Exercise materials:

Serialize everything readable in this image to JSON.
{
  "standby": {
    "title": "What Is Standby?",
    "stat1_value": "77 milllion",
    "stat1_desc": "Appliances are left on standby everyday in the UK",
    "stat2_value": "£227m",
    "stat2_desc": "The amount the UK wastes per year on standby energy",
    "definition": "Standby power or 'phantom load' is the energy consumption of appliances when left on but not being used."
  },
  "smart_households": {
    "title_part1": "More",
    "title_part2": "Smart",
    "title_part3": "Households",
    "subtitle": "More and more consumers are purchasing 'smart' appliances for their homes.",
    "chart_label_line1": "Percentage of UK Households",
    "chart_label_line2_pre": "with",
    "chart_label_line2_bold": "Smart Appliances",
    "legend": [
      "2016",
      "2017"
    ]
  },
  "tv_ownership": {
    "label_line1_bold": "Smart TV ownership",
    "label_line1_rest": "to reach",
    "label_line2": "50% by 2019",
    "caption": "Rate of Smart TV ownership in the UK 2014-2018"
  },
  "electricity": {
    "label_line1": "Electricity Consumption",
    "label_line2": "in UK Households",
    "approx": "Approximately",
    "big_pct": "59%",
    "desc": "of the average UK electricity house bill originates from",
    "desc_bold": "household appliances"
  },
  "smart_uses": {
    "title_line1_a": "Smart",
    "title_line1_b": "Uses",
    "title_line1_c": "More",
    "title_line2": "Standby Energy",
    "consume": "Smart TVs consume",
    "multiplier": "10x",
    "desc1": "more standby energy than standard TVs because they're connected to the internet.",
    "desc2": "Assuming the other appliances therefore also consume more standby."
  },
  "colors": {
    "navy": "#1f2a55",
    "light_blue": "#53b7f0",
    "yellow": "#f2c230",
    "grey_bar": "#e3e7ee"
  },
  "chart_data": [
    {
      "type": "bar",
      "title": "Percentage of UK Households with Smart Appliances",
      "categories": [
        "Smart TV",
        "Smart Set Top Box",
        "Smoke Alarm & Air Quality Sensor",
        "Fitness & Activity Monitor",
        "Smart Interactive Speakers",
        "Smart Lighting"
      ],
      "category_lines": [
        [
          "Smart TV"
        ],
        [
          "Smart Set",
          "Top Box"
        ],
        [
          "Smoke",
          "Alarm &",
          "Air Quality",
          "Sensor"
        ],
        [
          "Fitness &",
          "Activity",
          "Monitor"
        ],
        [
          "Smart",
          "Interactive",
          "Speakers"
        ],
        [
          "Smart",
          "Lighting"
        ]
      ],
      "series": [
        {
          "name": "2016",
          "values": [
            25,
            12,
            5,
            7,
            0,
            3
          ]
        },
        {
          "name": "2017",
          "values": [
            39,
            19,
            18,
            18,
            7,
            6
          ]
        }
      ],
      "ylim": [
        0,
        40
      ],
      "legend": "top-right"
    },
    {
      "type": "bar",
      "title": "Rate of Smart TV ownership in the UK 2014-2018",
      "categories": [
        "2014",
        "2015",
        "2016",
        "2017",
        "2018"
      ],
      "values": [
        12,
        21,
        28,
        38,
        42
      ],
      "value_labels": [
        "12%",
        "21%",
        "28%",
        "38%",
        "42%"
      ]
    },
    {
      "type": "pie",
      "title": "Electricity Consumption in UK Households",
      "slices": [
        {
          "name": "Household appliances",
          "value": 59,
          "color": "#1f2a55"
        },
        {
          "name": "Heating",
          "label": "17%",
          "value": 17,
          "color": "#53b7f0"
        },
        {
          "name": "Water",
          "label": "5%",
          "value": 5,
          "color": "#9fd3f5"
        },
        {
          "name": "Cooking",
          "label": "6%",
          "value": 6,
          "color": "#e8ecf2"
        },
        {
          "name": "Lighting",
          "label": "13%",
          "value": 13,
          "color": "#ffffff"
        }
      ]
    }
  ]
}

What the task asks:
Nothing in the data may differ; print all of it exactly as written.

Result of the exercise:
Serialize everything readable in this image to JSON.
{
  "standby": {
    "title": "What Is Standby?",
    "stat1_value": "77 milllion",
    "stat1_desc": "Appliances are left on standby everyday in the UK",
    "stat2_value": "£227m",
    "stat2_desc": "The amount the UK wastes per year on standby energy",
    "definition": "Standby power or 'phantom load' is the energy consumption of appliances when left on but not being used."
  },
  "smart_households": {
    "title_part1": "More",
    "title_part2": "Smart",
    "title_part3": "Households",
    "subtitle": "More and more consumers are purchasing 'smart' appliances for their homes.",
    "chart_label_line1": "Percentage of UK Households",
    "chart_label_line2_pre": "with",
    "chart_label_line2_bold": "Smart Appliances",
    "legend": [
      "2016",
      "2017"
    ]
  },
  "tv_ownership": {
    "label_line1_bold": "Smart TV ownership",
    "label_line1_rest": "to reach",
    "label_line2": "50% by 2019",
    "caption": "Rate of Smart TV ownership in the UK 2014-2018"
  },
  "electricity": {
    "label_line1": "Electricity Consumption",
    "label_line2": "in UK Households",
    "approx": "Approximately",
    "big_pct": "59%",
    "desc": "of the average UK electricity house bill originates from",
    "desc_bold": "household appliances"
  },
  "smart_uses": {
    "title_line1_a": "Smart",
    "title_line1_b": "Uses",
    "title_line1_c": "More",
    "title_line2": "Standby Energy",
    "consume": "Smart TVs consume",
    "multiplier": "10x",
    "desc1": "more standby energy than standard TVs because they're connected to the internet.",
    "desc2": "Assuming the other appliances therefore also consume more standby."
  },
  "colors": {
    "navy": "#1f2a55",
    "light_blue": "#53b7f0",
    "yellow": "#f2c230",
    "grey_bar": "#e3e7ee"
  },
  "chart_data": [
    {
      "type": "bar",
      "title": "Percentage of UK Households with Smart Appliances",
      "categories": [
        "Smart TV",
        "Smart Set Top Box",
        "Smoke Alarm & Air Quality Sensor",
        "Fitness & Activity Monitor",
        "Smart Interactive Speakers",
        "Smart Lighting"
      ],
      "category_lines": [
        [
          "Smart TV"
        ],
        [
          "Smart Set",
          "Top Box"
        ],
        [
          "Smoke",
          "Alarm &",
          "Air Quality",
          "Sensor"
        ],
        [
          "Fitness &",
          "Activity",
          "Monitor"
        ],
        [
          "Smart",
          "Interactive",
          "Speakers"
        ],
        [
          "Smart",
          "Lighting"
        ]
      ],
      "series": [
        {
          "name": "2016",
          "values": [
            25,
            12,
            5,
            7,
            0,
            3
          ]
        },
        {
          "name": "2017",
          "values": [
            39,
            19,
            18,
            18,
            7,
            6
          ]
        }
      ],
      "ylim": [
        0,
        40
      ],
      "legend": "top-right"
    },
    {
      "type": "bar",
      "title": "Rate of Smart TV ownership in the UK 2014-2018",
      "categories": [
        "2014",
        "2015",
        "2016",
        "2017",
        "2018"
      ],
      "values": [
        12,
        21,
        28,
        38,
        42
      ],
      "value_labels": [
        "12%",
        "21%",
        "28%",
        "38%",
        "42%"
      ]
    },
    {
      "type": "pie",
      "title": "Electricity Consumption in UK Households",
      "slices": [
        {
          "name": "Household appliances",
          "value": 59,
          "color": "#1f2a55"
        },
        {
          "name": "Heating",
          "label": "17%",
          "value": 17,
          "color": "#53b7f0"
        },
        {
          "name": "Water",
          "label": "5%",
          "value": 5,
          "color": "#9fd3f5"
        },
        {
          "name": "Cooking",
          "label": "6%",
          "value": 6,
          "color": "#e8ecf2"
        },
        {
          "name": "Lighting",
          "label": "13%",
          "value": 13,
          "color": "#ffffff"
        }
      ]
    }
  ]
}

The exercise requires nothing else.